(Figure contents as structured data)
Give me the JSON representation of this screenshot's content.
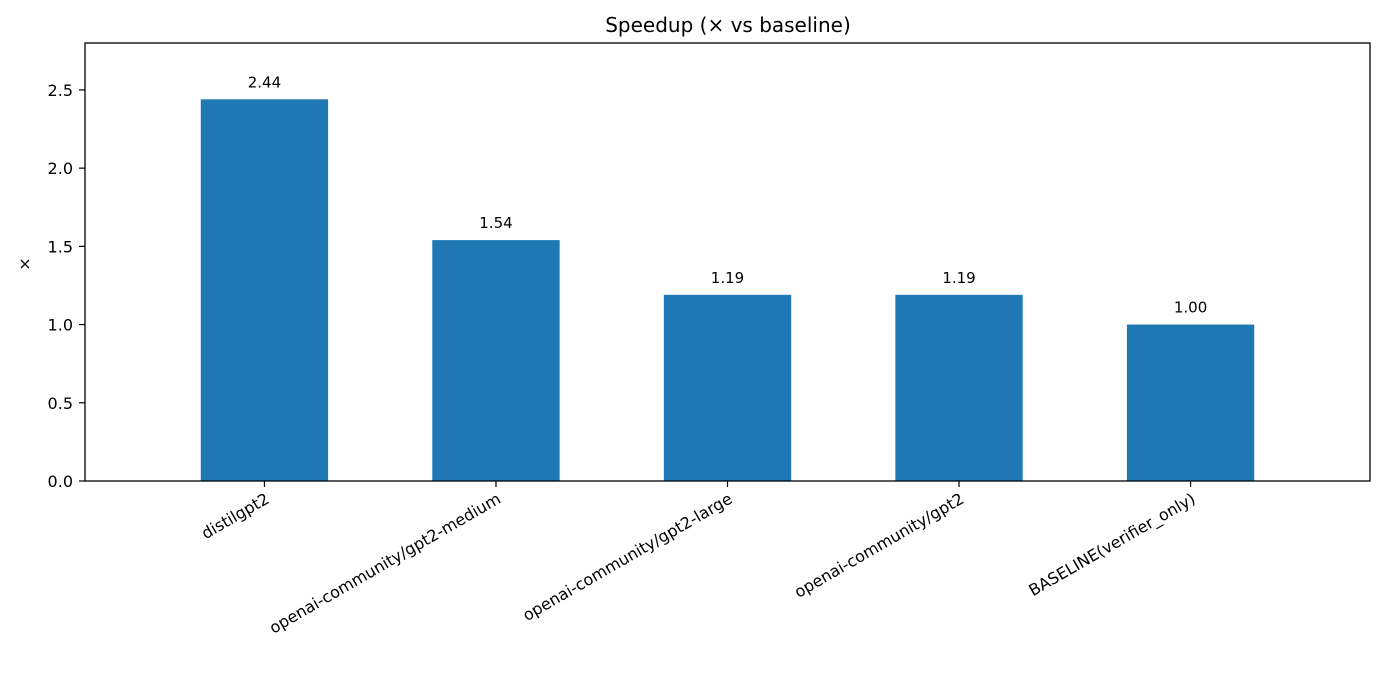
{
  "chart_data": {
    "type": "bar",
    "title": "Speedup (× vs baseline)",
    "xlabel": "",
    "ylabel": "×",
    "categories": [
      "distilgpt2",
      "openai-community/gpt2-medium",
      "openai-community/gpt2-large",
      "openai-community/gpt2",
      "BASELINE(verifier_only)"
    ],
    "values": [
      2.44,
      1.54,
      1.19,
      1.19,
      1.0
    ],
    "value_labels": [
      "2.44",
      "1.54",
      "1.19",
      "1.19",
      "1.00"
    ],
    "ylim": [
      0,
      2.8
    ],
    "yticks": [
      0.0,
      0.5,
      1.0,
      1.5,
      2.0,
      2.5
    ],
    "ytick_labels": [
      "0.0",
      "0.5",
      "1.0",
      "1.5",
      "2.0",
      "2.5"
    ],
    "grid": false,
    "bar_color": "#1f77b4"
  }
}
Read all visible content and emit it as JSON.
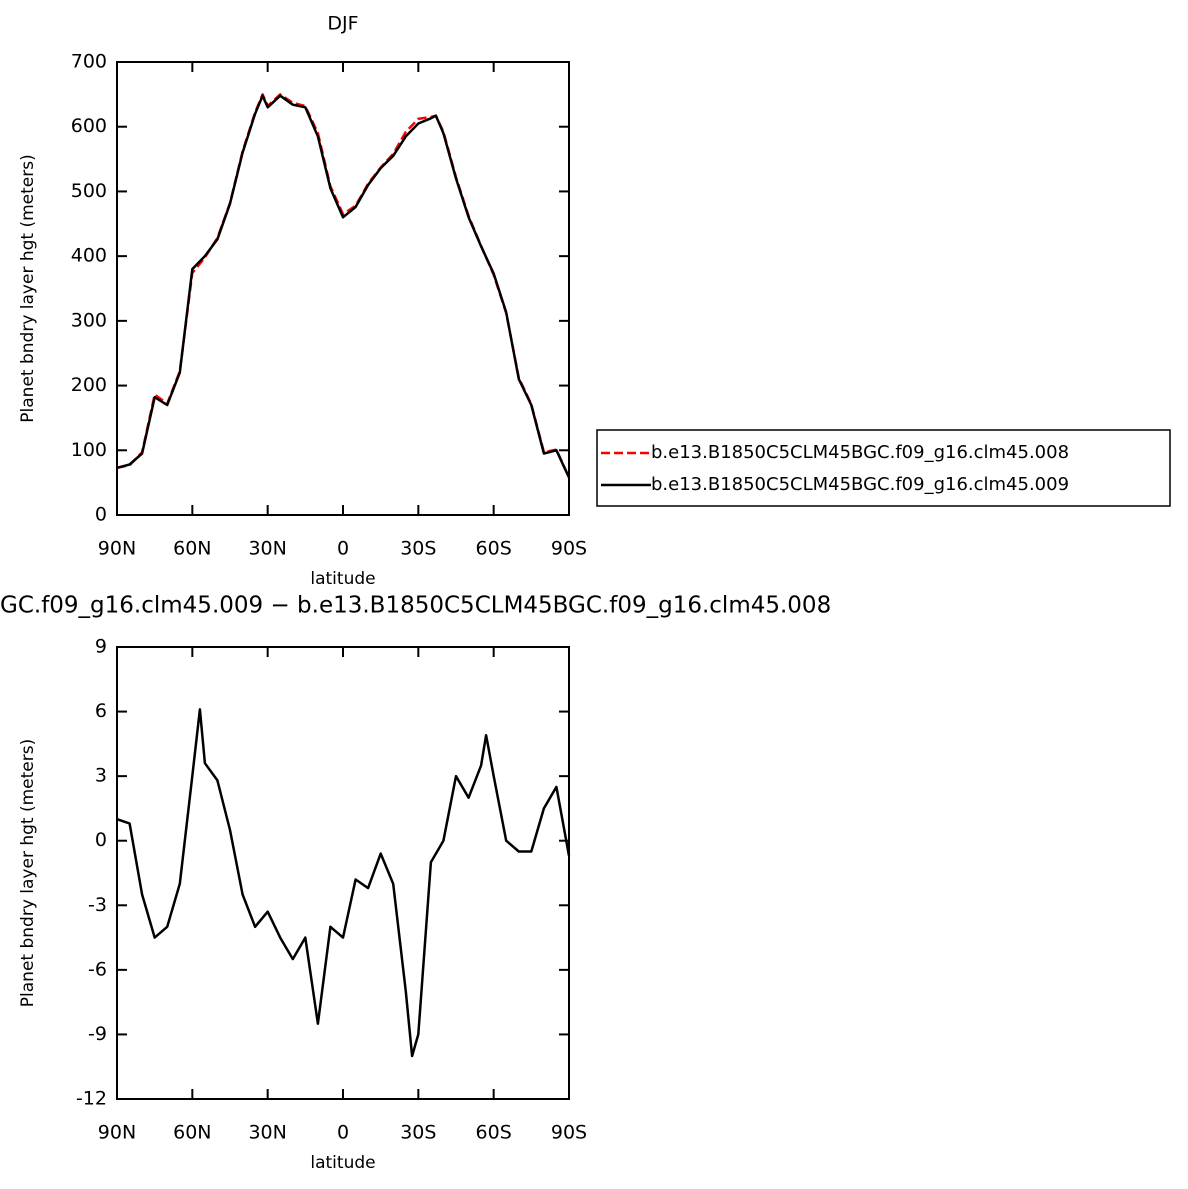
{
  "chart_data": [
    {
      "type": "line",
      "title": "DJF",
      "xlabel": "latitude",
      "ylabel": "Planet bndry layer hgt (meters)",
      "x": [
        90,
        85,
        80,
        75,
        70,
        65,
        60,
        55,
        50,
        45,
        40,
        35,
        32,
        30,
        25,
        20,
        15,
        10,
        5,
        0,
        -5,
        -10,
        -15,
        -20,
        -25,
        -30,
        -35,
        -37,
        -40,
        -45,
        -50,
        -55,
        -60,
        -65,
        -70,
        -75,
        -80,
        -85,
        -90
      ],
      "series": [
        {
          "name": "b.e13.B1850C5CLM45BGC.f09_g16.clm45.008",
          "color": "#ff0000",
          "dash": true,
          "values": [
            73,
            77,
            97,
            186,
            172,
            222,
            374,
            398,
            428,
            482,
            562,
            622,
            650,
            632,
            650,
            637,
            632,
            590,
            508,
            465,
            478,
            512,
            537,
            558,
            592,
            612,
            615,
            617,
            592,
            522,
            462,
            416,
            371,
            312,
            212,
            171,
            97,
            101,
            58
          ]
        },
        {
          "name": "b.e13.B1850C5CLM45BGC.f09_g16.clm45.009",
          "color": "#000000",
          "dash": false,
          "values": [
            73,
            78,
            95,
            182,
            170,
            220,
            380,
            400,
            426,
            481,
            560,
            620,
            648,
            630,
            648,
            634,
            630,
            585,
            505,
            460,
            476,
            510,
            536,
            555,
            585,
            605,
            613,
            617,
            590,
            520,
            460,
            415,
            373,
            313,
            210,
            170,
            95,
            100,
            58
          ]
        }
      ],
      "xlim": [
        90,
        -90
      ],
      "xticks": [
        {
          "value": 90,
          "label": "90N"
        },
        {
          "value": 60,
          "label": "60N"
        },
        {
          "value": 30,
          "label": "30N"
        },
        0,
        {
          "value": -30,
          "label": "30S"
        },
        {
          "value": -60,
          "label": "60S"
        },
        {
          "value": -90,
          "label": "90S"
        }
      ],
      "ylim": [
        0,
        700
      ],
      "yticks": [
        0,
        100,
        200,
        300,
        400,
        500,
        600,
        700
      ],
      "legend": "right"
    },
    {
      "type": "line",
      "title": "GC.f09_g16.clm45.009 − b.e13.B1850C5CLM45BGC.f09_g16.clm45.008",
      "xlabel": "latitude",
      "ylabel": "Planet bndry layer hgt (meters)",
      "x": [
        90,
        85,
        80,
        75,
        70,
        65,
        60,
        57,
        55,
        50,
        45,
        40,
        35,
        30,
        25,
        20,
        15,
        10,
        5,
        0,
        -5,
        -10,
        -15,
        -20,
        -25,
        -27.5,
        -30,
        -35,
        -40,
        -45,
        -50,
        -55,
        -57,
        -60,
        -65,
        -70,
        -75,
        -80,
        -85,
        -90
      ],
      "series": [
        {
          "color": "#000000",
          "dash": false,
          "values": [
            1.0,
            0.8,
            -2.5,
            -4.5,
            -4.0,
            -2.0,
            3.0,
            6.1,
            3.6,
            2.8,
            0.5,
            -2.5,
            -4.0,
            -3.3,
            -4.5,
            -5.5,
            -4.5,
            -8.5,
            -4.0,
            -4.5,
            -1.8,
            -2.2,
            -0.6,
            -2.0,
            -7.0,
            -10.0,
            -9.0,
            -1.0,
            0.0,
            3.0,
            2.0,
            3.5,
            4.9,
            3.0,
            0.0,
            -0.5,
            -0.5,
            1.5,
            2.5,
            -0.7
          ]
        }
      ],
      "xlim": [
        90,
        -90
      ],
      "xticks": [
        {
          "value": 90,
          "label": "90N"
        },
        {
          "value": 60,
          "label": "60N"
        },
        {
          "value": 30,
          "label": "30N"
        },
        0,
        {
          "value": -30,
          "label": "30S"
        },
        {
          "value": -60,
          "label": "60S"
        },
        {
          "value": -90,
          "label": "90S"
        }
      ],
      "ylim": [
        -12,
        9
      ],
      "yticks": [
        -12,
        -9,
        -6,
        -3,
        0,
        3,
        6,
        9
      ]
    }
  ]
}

=== Exercise objective ===
Reproduce the data verbatim. Do not carry any picture into the copy.

=== Expected answer ===
Give me the JSON representation of this screenshot's content.
{
  "chart_data": {
    "type": "bar",
    "title": "Speedup (× vs baseline)",
    "xlabel": "",
    "ylabel": "×",
    "categories": [
      "distilgpt2",
      "openai-community/gpt2-medium",
      "openai-community/gpt2-large",
      "openai-community/gpt2",
      "BASELINE(verifier_only)"
    ],
    "values": [
      2.44,
      1.54,
      1.19,
      1.19,
      1.0
    ],
    "value_labels": [
      "2.44",
      "1.54",
      "1.19",
      "1.19",
      "1.00"
    ],
    "ylim": [
      0,
      2.8
    ],
    "yticks": [
      0.0,
      0.5,
      1.0,
      1.5,
      2.0,
      2.5
    ],
    "ytick_labels": [
      "0.0",
      "0.5",
      "1.0",
      "1.5",
      "2.0",
      "2.5"
    ],
    "grid": false,
    "bar_color": "#1f77b4"
  }
}
Read all visible content and emit it as JSON.
{
  "chart_data": [
    {
      "type": "line",
      "title": "DJF",
      "xlabel": "latitude",
      "ylabel": "Planet bndry layer hgt (meters)",
      "x": [
        90,
        85,
        80,
        75,
        70,
        65,
        60,
        55,
        50,
        45,
        40,
        35,
        32,
        30,
        25,
        20,
        15,
        10,
        5,
        0,
        -5,
        -10,
        -15,
        -20,
        -25,
        -30,
        -35,
        -37,
        -40,
        -45,
        -50,
        -55,
        -60,
        -65,
        -70,
        -75,
        -80,
        -85,
        -90
      ],
      "series": [
        {
          "name": "b.e13.B1850C5CLM45BGC.f09_g16.clm45.008",
          "color": "#ff0000",
          "dash": true,
          "values": [
            73,
            77,
            97,
            186,
            172,
            222,
            374,
            398,
            428,
            482,
            562,
            622,
            650,
            632,
            650,
            637,
            632,
            590,
            508,
            465,
            478,
            512,
            537,
            558,
            592,
            612,
            615,
            617,
            592,
            522,
            462,
            416,
            371,
            312,
            212,
            171,
            97,
            101,
            58
          ]
        },
        {
          "name": "b.e13.B1850C5CLM45BGC.f09_g16.clm45.009",
          "color": "#000000",
          "dash": false,
          "values": [
            73,
            78,
            95,
            182,
            170,
            220,
            380,
            400,
            426,
            481,
            560,
            620,
            648,
            630,
            648,
            634,
            630,
            585,
            505,
            460,
            476,
            510,
            536,
            555,
            585,
            605,
            613,
            617,
            590,
            520,
            460,
            415,
            373,
            313,
            210,
            170,
            95,
            100,
            58
          ]
        }
      ],
      "xlim": [
        90,
        -90
      ],
      "xticks": [
        {
          "value": 90,
          "label": "90N"
        },
        {
          "value": 60,
          "label": "60N"
        },
        {
          "value": 30,
          "label": "30N"
        },
        0,
        {
          "value": -30,
          "label": "30S"
        },
        {
          "value": -60,
          "label": "60S"
        },
        {
          "value": -90,
          "label": "90S"
        }
      ],
      "ylim": [
        0,
        700
      ],
      "yticks": [
        0,
        100,
        200,
        300,
        400,
        500,
        600,
        700
      ],
      "legend": "right"
    },
    {
      "type": "line",
      "title": "GC.f09_g16.clm45.009 − b.e13.B1850C5CLM45BGC.f09_g16.clm45.008",
      "xlabel": "latitude",
      "ylabel": "Planet bndry layer hgt (meters)",
      "x": [
        90,
        85,
        80,
        75,
        70,
        65,
        60,
        57,
        55,
        50,
        45,
        40,
        35,
        30,
        25,
        20,
        15,
        10,
        5,
        0,
        -5,
        -10,
        -15,
        -20,
        -25,
        -27.5,
        -30,
        -35,
        -40,
        -45,
        -50,
        -55,
        -57,
        -60,
        -65,
        -70,
        -75,
        -80,
        -85,
        -90
      ],
      "series": [
        {
          "color": "#000000",
          "dash": false,
          "values": [
            1.0,
            0.8,
            -2.5,
            -4.5,
            -4.0,
            -2.0,
            3.0,
            6.1,
            3.6,
            2.8,
            0.5,
            -2.5,
            -4.0,
            -3.3,
            -4.5,
            -5.5,
            -4.5,
            -8.5,
            -4.0,
            -4.5,
            -1.8,
            -2.2,
            -0.6,
            -2.0,
            -7.0,
            -10.0,
            -9.0,
            -1.0,
            0.0,
            3.0,
            2.0,
            3.5,
            4.9,
            3.0,
            0.0,
            -0.5,
            -0.5,
            1.5,
            2.5,
            -0.7
          ]
        }
      ],
      "xlim": [
        90,
        -90
      ],
      "xticks": [
        {
          "value": 90,
          "label": "90N"
        },
        {
          "value": 60,
          "label": "60N"
        },
        {
          "value": 30,
          "label": "30N"
        },
        0,
        {
          "value": -30,
          "label": "30S"
        },
        {
          "value": -60,
          "label": "60S"
        },
        {
          "value": -90,
          "label": "90S"
        }
      ],
      "ylim": [
        -12,
        9
      ],
      "yticks": [
        -12,
        -9,
        -6,
        -3,
        0,
        3,
        6,
        9
      ]
    }
  ]
}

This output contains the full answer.